**What the task requires**
For each line below that contains the string "Bear", copy that line.

**Dataset listings of figures**
## BEGIN
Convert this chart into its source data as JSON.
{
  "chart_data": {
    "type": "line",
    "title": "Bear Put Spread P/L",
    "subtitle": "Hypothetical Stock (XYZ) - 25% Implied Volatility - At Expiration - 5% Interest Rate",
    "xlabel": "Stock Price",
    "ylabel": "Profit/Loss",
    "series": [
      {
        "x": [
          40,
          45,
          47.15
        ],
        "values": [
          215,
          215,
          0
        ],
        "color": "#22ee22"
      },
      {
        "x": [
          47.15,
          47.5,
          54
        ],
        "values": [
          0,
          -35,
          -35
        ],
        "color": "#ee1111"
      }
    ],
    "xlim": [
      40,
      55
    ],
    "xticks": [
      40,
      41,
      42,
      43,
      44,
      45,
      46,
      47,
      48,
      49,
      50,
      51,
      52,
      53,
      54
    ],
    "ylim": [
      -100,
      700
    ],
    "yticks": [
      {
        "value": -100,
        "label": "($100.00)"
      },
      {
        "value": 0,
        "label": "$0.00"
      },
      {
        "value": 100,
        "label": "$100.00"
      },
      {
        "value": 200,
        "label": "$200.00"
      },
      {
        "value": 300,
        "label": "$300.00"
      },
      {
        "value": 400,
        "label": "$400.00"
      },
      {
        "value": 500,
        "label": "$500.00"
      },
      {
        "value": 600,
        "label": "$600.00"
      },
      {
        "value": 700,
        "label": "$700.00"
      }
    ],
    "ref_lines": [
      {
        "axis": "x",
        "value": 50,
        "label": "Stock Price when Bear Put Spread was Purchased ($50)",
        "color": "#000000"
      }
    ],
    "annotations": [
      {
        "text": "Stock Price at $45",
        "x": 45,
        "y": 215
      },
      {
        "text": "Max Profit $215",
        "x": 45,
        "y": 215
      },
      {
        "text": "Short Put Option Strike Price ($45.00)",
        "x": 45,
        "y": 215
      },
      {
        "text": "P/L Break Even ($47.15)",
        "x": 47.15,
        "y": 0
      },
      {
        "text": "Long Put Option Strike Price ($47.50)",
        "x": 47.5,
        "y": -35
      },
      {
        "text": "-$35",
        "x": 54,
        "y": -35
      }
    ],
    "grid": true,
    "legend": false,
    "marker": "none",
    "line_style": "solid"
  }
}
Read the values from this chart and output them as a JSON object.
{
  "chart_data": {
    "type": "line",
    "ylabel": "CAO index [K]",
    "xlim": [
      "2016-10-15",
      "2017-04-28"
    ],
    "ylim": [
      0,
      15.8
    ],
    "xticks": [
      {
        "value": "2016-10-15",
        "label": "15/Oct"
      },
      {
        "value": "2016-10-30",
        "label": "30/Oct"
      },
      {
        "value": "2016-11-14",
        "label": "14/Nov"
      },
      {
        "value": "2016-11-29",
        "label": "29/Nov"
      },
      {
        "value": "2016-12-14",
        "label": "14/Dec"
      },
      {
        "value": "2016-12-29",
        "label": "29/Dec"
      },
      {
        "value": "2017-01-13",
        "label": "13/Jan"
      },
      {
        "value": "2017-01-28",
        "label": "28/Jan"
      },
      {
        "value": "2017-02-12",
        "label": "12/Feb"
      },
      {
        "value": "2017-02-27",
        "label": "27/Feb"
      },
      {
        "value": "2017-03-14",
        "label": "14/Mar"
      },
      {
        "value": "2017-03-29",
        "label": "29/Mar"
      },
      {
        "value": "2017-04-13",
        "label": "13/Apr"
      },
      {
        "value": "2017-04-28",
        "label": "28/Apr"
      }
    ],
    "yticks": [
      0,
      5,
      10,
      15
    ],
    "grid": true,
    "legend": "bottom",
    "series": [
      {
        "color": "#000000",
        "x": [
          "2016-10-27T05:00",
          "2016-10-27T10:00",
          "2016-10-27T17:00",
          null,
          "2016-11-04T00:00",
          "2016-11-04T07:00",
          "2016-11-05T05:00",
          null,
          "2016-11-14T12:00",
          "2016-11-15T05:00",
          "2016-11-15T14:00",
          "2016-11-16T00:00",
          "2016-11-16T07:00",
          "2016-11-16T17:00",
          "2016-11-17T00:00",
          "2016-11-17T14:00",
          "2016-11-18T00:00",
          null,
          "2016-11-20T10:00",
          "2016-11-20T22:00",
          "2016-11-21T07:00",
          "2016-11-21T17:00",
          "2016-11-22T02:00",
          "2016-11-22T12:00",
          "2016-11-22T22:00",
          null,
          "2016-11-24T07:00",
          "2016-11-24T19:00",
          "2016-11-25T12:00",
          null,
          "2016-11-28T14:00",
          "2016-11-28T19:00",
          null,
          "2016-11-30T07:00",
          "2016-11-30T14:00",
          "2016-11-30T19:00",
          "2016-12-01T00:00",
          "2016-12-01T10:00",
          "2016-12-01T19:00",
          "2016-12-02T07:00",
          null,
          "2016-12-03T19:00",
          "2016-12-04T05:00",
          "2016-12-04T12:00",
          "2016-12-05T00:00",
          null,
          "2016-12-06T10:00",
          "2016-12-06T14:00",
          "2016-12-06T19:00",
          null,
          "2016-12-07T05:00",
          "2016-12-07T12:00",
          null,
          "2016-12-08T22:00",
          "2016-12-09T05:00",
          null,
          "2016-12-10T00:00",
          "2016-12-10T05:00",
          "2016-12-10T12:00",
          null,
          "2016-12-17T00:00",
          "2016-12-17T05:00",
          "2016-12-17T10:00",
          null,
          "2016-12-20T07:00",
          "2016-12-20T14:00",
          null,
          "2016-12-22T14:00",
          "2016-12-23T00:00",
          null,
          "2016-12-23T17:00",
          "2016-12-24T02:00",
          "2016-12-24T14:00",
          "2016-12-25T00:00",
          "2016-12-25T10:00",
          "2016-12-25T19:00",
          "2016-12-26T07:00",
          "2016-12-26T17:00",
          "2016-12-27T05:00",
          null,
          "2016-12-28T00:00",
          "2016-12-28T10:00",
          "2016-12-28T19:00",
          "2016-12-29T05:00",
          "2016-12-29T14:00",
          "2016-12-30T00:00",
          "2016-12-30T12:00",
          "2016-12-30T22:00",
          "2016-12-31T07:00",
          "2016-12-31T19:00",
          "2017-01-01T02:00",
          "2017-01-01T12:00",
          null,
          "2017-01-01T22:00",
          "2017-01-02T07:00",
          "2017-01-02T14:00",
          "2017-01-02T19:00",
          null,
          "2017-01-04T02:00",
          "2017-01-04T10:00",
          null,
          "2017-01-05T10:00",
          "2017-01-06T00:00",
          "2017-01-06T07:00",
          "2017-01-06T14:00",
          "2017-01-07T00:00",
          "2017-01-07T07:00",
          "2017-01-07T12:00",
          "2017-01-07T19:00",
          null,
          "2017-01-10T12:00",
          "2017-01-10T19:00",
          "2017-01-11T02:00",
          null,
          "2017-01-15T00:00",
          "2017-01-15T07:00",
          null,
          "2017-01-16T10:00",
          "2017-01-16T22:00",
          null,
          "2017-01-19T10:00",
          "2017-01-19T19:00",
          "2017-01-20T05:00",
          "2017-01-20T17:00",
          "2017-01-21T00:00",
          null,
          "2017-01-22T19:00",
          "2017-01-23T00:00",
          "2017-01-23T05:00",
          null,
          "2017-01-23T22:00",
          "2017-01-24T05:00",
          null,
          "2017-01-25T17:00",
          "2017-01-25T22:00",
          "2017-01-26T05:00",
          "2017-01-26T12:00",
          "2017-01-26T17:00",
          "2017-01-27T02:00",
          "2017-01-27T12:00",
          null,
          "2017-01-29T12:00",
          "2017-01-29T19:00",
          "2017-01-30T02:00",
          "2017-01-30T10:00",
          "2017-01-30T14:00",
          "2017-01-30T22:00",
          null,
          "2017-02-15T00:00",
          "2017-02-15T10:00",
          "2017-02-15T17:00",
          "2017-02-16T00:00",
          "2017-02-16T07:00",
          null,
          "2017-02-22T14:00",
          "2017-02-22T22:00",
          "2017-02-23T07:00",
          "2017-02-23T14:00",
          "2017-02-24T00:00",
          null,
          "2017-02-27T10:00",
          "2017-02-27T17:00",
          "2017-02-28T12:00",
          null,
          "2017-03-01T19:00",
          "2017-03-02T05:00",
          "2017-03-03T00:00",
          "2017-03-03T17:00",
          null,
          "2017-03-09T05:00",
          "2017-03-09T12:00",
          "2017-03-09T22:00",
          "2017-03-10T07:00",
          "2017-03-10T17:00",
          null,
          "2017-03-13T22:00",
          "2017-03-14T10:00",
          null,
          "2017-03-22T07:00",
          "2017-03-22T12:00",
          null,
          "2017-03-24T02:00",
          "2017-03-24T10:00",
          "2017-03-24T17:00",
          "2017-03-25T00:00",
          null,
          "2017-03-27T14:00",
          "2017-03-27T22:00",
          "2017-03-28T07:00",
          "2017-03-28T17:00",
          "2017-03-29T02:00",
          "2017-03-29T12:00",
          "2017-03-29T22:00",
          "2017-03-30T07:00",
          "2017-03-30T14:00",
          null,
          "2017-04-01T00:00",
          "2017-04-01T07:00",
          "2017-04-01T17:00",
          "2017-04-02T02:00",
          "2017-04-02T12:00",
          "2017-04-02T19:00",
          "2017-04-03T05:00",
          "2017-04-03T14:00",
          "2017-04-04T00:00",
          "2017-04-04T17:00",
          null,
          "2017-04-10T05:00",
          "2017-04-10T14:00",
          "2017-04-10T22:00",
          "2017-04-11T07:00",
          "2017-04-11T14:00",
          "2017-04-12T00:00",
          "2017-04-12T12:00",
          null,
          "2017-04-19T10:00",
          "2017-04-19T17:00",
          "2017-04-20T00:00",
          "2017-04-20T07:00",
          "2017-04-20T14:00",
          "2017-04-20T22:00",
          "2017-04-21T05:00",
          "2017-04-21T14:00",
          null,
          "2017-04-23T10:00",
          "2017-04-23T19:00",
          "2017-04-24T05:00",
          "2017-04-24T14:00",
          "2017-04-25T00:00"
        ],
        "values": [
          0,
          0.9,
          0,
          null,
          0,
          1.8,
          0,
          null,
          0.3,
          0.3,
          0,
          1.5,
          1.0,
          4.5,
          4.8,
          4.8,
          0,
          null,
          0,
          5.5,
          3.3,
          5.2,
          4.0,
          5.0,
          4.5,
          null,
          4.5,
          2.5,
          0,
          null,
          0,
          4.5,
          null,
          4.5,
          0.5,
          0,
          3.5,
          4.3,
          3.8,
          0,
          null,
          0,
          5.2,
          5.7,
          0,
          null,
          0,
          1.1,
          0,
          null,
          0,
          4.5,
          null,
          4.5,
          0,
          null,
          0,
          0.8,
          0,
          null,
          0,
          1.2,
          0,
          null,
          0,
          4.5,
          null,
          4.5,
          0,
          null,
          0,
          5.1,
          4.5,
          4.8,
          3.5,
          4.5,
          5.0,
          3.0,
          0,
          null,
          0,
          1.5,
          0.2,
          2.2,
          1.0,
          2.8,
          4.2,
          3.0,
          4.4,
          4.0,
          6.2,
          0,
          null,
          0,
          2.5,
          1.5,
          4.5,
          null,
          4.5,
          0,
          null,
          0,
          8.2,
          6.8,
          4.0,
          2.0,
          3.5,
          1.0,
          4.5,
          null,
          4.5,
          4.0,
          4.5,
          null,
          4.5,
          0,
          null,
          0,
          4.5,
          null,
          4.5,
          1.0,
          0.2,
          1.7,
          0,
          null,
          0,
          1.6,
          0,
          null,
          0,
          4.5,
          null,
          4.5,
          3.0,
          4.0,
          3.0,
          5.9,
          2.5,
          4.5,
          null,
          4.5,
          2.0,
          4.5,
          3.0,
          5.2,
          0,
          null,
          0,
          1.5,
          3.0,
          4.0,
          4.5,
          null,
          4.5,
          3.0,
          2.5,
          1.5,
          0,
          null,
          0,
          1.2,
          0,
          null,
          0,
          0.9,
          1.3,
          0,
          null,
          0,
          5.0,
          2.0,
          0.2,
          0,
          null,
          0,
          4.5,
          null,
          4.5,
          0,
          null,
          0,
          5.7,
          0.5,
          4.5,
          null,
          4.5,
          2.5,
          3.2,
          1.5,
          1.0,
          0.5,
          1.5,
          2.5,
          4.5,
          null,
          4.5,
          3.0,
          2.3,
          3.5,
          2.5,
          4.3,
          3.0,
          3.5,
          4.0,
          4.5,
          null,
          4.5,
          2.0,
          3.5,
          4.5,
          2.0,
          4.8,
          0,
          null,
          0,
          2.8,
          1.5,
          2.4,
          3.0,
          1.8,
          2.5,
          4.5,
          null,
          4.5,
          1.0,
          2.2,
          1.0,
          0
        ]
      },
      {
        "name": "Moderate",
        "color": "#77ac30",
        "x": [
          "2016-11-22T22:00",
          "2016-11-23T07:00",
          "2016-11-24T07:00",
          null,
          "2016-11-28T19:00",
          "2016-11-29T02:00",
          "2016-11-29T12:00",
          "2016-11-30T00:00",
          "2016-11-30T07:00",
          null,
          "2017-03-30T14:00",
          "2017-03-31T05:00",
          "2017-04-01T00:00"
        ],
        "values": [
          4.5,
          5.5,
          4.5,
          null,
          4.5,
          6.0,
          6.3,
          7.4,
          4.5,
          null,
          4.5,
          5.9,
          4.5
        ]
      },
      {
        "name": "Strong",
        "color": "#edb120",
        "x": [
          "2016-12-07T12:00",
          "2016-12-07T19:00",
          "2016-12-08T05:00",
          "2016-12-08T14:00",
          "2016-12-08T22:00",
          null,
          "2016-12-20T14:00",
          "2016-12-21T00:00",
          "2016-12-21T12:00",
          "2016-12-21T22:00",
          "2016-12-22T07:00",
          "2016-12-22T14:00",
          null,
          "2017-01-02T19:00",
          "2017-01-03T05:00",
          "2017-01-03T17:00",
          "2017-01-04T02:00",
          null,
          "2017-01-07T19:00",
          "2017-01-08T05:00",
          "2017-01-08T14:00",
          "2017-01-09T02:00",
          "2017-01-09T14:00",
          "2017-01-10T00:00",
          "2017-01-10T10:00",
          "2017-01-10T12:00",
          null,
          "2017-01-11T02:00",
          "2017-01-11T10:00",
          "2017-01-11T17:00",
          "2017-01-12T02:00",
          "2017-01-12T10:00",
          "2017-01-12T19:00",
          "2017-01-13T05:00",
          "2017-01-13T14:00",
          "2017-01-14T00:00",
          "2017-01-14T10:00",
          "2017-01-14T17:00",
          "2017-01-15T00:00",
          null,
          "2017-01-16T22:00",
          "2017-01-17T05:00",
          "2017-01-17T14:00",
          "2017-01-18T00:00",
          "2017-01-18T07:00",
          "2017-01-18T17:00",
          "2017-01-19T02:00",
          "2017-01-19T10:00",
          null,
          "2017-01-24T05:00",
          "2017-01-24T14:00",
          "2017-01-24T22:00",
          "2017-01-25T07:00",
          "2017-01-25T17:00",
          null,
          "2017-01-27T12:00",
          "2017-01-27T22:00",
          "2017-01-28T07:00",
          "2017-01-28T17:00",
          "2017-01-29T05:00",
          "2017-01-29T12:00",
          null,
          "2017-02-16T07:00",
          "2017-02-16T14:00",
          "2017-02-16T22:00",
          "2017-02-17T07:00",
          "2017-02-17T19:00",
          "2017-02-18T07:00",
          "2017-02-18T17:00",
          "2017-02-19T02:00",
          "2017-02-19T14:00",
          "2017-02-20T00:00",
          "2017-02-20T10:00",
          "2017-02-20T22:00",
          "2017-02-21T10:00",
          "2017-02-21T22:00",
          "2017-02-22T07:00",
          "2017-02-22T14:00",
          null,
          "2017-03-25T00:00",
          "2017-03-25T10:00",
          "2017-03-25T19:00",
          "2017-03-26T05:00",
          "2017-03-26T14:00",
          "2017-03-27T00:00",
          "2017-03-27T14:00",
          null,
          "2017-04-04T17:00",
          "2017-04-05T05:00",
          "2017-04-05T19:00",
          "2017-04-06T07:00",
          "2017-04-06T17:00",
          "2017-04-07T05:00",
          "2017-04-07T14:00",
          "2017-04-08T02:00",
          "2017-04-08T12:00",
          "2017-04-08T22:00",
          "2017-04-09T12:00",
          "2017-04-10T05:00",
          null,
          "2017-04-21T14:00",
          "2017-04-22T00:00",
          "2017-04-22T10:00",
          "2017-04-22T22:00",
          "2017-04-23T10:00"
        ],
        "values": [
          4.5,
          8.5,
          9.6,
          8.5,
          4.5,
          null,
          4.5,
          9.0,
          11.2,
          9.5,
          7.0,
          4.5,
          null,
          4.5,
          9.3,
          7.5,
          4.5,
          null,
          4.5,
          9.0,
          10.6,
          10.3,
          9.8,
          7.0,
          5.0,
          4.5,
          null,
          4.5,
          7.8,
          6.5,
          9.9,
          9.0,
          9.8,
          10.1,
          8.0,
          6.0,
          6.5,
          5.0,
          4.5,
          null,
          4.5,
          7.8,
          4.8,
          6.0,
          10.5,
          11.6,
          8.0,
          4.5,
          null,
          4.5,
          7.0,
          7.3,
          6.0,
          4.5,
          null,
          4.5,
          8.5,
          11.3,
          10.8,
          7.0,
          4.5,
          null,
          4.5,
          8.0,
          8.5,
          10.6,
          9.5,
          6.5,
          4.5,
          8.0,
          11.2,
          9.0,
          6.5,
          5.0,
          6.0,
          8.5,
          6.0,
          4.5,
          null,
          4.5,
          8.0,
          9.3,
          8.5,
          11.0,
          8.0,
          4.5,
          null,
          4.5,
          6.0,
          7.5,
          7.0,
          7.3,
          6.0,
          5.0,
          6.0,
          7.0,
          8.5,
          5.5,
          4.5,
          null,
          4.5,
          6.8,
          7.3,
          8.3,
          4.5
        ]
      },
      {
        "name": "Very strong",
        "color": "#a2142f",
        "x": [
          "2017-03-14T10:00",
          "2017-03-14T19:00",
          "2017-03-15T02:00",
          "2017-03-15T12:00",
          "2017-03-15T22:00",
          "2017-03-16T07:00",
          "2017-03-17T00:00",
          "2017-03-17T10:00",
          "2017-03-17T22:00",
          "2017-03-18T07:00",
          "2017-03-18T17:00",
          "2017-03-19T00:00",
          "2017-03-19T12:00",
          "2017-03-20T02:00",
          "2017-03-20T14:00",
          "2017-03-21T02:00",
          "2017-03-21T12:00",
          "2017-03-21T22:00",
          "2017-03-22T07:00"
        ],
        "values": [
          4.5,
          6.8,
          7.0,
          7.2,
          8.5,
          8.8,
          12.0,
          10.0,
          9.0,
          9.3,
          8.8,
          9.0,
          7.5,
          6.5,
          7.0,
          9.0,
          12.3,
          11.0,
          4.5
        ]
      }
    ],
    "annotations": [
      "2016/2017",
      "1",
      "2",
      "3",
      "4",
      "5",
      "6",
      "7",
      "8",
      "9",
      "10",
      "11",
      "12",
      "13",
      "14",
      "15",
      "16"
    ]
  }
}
## END
**Reply**
    "title": "Bear Put Spread P/L",
        "label": "Stock Price when Bear Put Spread was Purchased ($50)",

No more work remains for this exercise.